- GIVEN PROBLEM
Lines containing the string "name" are to be collected in full.

- MATERIAL SHOWN

____

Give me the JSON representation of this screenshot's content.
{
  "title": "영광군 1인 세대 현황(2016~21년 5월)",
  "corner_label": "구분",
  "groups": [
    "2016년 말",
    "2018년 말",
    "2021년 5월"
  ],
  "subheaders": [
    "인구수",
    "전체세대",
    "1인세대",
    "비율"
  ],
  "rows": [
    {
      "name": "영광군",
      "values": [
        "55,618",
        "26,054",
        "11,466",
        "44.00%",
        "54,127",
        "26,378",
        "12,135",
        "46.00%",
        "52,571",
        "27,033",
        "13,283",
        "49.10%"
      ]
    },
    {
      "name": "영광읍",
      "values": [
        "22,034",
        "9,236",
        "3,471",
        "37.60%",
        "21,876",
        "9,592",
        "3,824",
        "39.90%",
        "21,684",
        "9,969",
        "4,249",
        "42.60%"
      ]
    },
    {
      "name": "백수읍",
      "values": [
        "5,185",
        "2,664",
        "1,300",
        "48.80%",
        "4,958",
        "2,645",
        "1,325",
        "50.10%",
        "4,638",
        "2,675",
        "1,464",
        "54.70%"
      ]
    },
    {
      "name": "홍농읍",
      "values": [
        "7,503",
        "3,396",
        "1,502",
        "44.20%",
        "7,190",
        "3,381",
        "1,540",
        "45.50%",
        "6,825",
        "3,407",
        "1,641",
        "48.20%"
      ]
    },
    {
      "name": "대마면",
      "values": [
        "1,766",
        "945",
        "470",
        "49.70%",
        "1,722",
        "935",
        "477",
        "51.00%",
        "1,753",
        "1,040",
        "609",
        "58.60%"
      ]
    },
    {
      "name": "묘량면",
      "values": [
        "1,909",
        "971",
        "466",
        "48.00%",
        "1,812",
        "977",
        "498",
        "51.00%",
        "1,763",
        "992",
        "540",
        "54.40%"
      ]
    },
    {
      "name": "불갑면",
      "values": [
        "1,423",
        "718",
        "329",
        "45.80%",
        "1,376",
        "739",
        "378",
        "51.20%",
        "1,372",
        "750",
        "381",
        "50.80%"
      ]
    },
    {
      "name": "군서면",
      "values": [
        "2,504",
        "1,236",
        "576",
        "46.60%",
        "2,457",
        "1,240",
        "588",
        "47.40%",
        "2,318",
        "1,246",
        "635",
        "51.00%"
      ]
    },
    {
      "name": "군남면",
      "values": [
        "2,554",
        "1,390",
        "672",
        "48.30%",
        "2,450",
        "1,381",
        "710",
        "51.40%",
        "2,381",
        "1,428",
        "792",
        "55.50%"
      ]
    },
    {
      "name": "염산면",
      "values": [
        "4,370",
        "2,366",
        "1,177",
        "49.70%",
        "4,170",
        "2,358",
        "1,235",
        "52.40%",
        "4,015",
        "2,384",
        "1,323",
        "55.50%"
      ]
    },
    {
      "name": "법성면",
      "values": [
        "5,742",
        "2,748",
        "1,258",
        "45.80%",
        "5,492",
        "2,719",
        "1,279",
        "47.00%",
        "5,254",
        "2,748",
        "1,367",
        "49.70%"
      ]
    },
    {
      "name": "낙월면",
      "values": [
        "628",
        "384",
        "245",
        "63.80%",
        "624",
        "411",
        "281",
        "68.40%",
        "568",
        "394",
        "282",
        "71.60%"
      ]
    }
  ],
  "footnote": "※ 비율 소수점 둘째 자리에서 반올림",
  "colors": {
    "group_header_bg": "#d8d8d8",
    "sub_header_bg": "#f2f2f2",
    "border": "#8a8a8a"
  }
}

____

- OUTPUT
      "name": "영광군",
      "name": "영광읍",
      "name": "백수읍",
      "name": "홍농읍",
      "name": "대마면",
      "name": "묘량면",
      "name": "불갑면",
      "name": "군서면",
      "name": "군남면",
      "name": "염산면",
      "name": "법성면",
      "name": "낙월면",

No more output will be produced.